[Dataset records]
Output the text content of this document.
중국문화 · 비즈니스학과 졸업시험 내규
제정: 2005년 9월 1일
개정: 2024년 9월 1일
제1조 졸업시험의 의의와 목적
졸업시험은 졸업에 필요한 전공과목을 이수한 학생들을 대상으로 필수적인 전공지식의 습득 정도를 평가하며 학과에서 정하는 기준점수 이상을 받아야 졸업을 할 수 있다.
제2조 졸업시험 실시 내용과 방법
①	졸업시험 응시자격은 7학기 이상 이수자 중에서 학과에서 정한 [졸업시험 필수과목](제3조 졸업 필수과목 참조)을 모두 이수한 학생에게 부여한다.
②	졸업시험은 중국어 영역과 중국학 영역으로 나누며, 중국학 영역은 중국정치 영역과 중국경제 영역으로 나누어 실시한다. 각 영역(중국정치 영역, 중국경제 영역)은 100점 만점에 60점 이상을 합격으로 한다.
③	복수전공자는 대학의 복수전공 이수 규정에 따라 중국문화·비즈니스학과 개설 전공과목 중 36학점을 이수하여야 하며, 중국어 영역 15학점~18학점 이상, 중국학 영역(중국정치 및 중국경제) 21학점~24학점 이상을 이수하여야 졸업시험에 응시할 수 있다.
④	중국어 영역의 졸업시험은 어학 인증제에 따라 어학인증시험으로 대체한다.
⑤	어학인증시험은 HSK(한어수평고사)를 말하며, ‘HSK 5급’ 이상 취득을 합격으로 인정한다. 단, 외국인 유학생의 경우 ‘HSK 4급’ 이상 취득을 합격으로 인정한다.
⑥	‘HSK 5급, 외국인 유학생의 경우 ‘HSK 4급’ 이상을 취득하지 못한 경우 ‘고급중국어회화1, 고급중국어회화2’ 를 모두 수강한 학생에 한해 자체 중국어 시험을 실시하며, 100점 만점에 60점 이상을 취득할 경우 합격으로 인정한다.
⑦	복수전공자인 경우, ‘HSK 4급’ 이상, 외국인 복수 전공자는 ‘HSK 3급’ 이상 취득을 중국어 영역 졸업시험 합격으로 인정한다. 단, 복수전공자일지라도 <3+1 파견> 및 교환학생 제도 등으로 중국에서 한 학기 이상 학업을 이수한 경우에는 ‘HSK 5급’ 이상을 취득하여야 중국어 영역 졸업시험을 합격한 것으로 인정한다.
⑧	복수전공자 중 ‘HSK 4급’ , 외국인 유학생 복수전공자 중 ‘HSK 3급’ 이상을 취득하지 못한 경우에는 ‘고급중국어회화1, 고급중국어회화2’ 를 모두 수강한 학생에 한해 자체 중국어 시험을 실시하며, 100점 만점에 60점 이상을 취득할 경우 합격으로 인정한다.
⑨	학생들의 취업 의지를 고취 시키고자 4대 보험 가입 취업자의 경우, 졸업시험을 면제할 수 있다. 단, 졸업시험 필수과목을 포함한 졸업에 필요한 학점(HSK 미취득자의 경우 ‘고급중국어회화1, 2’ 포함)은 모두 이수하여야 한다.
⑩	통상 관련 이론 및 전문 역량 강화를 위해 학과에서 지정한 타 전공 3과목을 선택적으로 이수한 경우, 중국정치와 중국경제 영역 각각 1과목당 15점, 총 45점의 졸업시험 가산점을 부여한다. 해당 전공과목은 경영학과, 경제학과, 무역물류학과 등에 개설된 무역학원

_EXERCISE PROMPT_
Please repeat all the records above exactly as they appear.

_TASK RESULT_
Output the text content of this document.
중국문화 · 비즈니스학과 졸업시험 내규
제정: 2005년 9월 1일
개정: 2024년 9월 1일
제1조 졸업시험의 의의와 목적
졸업시험은 졸업에 필요한 전공과목을 이수한 학생들을 대상으로 필수적인 전공지식의 습득 정도를 평가하며 학과에서 정하는 기준점수 이상을 받아야 졸업을 할 수 있다.
제2조 졸업시험 실시 내용과 방법
①	졸업시험 응시자격은 7학기 이상 이수자 중에서 학과에서 정한 [졸업시험 필수과목](제3조 졸업 필수과목 참조)을 모두 이수한 학생에게 부여한다.
②	졸업시험은 중국어 영역과 중국학 영역으로 나누며, 중국학 영역은 중국정치 영역과 중국경제 영역으로 나누어 실시한다. 각 영역(중국정치 영역, 중국경제 영역)은 100점 만점에 60점 이상을 합격으로 한다.
③	복수전공자는 대학의 복수전공 이수 규정에 따라 중국문화·비즈니스학과 개설 전공과목 중 36학점을 이수하여야 하며, 중국어 영역 15학점~18학점 이상, 중국학 영역(중국정치 및 중국경제) 21학점~24학점 이상을 이수하여야 졸업시험에 응시할 수 있다.
④	중국어 영역의 졸업시험은 어학 인증제에 따라 어학인증시험으로 대체한다.
⑤	어학인증시험은 HSK(한어수평고사)를 말하며, ‘HSK 5급’ 이상 취득을 합격으로 인정한다. 단, 외국인 유학생의 경우 ‘HSK 4급’ 이상 취득을 합격으로 인정한다.
⑥	‘HSK 5급, 외국인 유학생의 경우 ‘HSK 4급’ 이상을 취득하지 못한 경우 ‘고급중국어회화1, 고급중국어회화2’ 를 모두 수강한 학생에 한해 자체 중국어 시험을 실시하며, 100점 만점에 60점 이상을 취득할 경우 합격으로 인정한다.
⑦	복수전공자인 경우, ‘HSK 4급’ 이상, 외국인 복수 전공자는 ‘HSK 3급’ 이상 취득을 중국어 영역 졸업시험 합격으로 인정한다. 단, 복수전공자일지라도 <3+1 파견> 및 교환학생 제도 등으로 중국에서 한 학기 이상 학업을 이수한 경우에는 ‘HSK 5급’ 이상을 취득하여야 중국어 영역 졸업시험을 합격한 것으로 인정한다.
⑧	복수전공자 중 ‘HSK 4급’ , 외국인 유학생 복수전공자 중 ‘HSK 3급’ 이상을 취득하지 못한 경우에는 ‘고급중국어회화1, 고급중국어회화2’ 를 모두 수강한 학생에 한해 자체 중국어 시험을 실시하며, 100점 만점에 60점 이상을 취득할 경우 합격으로 인정한다.
⑨	학생들의 취업 의지를 고취 시키고자 4대 보험 가입 취업자의 경우, 졸업시험을 면제할 수 있다. 단, 졸업시험 필수과목을 포함한 졸업에 필요한 학점(HSK 미취득자의 경우 ‘고급중국어회화1, 2’ 포함)은 모두 이수하여야 한다.
⑩	통상 관련 이론 및 전문 역량 강화를 위해 학과에서 지정한 타 전공 3과목을 선택적으로 이수한 경우, 중국정치와 중국경제 영역 각각 1과목당 15점, 총 45점의 졸업시험 가산점을 부여한다. 해당 전공과목은 경영학과, 경제학과, 무역물류학과 등에 개설된 무역학원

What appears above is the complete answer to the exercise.